**Source document:**
Long-term Secukinumab Effective for Ankylosing Spondylitis

Marcia Frellick

October 26, 2018

CHICAGO — For patients with ankylosing spondylitis, secukinumab (Cosentyx, Novartis) is well tolerated, and no new safety concerns emerged in a 3-year extension study (NCT01863732).

Data from the study show that the effectiveness of secukinumab is maintained over 5 years, which is important because "we need to not only have a fast response, but also a long-term response," said Xenofon Baraliakos, MD, from the Rheumazentrum Ruhrgebiet and Ruhr University Bochum in Herne, Germany.

Xenofon Baraliakos presenting the study at ACR 2018.

Many patients don't reach achieve remission with current therapies. "That's why we need different targets in this disease," he said during a late-breaking poster session here at the American College of Rheumatology 2018 Annual Meeting.

Secukinumab is a fully human monoclonal antibody that selectively neutralizes interleukin (IL)-17-A. TNF inhibitors and secukinumab are the only biologic disease-modifying antirheumatic drugs approved for the treatment of ankylosing spondylitis.

**Entries supplied:**
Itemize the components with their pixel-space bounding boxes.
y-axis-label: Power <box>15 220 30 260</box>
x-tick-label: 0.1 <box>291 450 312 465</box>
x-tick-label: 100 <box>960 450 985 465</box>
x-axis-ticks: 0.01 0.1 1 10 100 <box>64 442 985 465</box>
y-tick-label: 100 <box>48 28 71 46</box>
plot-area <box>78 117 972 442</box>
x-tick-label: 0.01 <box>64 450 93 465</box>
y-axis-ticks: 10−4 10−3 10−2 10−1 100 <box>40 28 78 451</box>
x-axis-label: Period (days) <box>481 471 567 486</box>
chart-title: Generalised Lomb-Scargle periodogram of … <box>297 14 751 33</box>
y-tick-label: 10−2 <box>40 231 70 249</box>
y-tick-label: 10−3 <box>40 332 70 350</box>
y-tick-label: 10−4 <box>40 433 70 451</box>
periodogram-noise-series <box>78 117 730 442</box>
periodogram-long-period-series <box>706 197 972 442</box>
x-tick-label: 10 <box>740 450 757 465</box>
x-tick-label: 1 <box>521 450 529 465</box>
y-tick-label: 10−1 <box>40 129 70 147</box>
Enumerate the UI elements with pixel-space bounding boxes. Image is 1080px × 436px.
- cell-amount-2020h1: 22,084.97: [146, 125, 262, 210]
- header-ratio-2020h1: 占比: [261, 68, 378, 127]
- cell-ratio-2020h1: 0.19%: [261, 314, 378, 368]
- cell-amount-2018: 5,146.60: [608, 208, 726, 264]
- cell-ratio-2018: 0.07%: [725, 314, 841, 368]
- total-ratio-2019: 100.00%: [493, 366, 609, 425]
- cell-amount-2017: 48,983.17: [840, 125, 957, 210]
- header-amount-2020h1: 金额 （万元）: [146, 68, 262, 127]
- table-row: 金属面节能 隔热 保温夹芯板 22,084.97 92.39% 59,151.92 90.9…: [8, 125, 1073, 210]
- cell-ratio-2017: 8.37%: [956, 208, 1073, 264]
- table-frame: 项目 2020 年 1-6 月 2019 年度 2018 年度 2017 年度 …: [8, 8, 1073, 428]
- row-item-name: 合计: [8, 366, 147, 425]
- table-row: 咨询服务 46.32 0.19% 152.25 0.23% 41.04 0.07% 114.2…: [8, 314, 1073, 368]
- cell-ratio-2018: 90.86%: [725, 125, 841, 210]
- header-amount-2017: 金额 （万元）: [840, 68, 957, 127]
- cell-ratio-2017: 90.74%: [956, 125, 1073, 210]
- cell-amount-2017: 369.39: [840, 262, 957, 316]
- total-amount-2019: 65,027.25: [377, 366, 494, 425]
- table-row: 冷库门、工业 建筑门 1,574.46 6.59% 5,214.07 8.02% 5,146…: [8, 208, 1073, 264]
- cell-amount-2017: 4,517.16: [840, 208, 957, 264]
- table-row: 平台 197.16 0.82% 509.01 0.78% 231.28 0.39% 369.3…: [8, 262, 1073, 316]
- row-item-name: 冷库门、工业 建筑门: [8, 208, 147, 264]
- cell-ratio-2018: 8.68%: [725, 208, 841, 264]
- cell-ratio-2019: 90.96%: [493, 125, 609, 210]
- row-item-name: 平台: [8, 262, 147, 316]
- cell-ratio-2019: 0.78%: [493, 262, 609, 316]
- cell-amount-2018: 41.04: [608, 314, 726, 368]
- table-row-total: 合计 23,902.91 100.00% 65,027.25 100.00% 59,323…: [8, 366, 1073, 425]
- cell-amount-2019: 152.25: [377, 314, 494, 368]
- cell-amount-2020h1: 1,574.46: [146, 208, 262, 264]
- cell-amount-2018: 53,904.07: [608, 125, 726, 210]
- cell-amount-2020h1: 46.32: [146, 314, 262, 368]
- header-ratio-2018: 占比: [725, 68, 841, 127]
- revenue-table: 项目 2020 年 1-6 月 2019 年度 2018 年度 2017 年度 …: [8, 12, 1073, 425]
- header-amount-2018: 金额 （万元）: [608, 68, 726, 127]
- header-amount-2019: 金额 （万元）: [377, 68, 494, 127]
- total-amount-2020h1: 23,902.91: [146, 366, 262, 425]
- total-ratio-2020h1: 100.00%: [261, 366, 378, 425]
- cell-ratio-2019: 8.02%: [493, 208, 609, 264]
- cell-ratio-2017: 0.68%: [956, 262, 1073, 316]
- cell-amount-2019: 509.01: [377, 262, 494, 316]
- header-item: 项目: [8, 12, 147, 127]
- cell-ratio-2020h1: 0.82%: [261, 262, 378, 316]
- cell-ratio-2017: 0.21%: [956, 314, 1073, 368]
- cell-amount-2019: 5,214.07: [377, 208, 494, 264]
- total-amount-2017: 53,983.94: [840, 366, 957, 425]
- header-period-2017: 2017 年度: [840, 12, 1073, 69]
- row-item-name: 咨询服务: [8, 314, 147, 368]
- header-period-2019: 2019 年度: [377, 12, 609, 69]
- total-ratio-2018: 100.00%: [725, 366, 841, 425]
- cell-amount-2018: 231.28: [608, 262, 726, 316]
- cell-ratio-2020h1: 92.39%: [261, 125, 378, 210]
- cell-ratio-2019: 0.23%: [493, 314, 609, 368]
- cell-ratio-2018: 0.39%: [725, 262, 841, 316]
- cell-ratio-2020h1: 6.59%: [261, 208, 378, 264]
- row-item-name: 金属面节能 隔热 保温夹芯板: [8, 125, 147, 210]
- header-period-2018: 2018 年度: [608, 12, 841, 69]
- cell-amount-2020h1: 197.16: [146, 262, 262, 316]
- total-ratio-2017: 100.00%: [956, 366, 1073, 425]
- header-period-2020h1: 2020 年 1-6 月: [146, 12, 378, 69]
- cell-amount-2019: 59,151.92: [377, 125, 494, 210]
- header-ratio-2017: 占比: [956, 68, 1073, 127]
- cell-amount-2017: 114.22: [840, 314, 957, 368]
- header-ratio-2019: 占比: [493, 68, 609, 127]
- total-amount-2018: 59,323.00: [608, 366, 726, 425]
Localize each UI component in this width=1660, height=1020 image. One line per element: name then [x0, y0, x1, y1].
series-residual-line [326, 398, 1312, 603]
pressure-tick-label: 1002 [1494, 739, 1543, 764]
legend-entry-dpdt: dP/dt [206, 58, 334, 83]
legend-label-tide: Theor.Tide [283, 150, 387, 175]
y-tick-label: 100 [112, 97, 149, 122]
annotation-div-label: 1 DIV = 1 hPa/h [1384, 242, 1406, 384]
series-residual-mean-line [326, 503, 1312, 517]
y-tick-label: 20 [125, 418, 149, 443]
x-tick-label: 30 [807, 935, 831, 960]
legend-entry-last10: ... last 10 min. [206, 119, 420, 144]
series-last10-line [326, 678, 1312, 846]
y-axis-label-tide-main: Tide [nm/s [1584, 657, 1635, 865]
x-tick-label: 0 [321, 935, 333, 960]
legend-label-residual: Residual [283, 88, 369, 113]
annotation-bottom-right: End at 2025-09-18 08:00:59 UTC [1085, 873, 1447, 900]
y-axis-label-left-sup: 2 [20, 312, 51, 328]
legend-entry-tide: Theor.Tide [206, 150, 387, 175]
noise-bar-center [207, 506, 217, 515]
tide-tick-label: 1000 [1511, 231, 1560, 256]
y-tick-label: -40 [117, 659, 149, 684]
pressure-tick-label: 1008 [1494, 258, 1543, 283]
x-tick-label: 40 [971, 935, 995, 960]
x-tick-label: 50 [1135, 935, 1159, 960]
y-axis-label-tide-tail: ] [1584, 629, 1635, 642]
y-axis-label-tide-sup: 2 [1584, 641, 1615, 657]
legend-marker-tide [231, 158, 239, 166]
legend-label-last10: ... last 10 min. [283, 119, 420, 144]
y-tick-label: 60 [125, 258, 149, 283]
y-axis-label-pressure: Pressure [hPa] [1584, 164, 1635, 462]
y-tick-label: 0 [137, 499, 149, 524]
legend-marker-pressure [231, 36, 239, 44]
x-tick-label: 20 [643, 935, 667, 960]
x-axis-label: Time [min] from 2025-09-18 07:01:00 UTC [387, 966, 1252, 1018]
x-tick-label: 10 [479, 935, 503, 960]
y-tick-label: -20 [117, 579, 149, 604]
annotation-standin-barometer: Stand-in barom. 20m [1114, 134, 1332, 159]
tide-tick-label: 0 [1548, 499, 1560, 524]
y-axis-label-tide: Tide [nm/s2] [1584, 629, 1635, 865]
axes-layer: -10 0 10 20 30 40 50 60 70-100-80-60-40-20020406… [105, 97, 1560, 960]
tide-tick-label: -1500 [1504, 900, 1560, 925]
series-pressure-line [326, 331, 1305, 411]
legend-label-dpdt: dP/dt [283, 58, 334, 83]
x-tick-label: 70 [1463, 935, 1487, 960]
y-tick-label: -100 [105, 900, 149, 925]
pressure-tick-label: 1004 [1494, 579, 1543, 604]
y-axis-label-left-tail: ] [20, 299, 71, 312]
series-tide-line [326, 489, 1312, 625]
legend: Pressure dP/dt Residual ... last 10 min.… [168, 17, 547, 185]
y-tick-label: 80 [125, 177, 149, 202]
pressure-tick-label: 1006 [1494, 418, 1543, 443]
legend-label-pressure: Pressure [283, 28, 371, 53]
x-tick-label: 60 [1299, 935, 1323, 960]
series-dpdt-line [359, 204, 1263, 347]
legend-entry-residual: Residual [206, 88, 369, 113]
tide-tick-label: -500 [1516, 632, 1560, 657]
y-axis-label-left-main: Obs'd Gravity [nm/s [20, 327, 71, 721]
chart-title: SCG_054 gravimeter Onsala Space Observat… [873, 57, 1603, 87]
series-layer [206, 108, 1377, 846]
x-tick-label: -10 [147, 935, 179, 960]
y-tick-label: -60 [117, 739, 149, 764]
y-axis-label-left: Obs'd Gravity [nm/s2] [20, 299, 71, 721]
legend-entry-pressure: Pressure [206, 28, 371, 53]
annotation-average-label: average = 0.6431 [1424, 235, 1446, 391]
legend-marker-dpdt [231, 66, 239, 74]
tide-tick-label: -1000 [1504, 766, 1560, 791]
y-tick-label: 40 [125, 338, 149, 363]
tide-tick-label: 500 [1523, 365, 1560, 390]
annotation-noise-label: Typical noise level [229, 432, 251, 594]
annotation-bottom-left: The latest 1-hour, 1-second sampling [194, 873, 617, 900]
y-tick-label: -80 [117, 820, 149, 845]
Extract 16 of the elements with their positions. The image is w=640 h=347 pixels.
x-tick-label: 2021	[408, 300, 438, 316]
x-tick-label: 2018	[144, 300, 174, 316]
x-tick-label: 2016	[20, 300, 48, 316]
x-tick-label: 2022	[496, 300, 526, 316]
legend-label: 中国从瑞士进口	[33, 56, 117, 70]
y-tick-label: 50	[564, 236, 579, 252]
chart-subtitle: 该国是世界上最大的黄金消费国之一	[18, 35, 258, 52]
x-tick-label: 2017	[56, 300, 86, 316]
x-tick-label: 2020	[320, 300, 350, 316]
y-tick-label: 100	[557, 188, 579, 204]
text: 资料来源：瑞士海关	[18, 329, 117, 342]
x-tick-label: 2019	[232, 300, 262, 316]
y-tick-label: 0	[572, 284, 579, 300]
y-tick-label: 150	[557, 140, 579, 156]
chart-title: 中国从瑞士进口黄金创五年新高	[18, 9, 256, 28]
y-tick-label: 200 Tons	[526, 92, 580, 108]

**Exercise description:** Reproduce the portion of the secukinumab article that begins at the words "Data from the" and stops after the words "of ankylosing spondylitis.". The data are unrelated to the secukinumab article and should be treated as separate material.

**Result below:**
Data from the study show that the effectiveness of secukinumab is maintained over 5 years, which is important because "we need to not only have a fast response, but also a long-term response," said Xenofon Baraliakos, MD, from the Rheumazentrum Ruhrgebiet and Ruhr University Bochum in Herne, Germany.

Xenofon Baraliakos presenting the study at ACR 2018.

Many patients don't reach achieve remission with current therapies. "That's why we need different targets in this disease," he said during a late-breaking poster session here at the American College of Rheumatology 2018 Annual Meeting.

Secukinumab is a fully human monoclonal antibody that selectively neutralizes interleukin (IL)-17-A. TNF inhibitors and secukinumab are the only biologic disease-modifying antirheumatic drugs approved for the treatment of ankylosing spondylitis.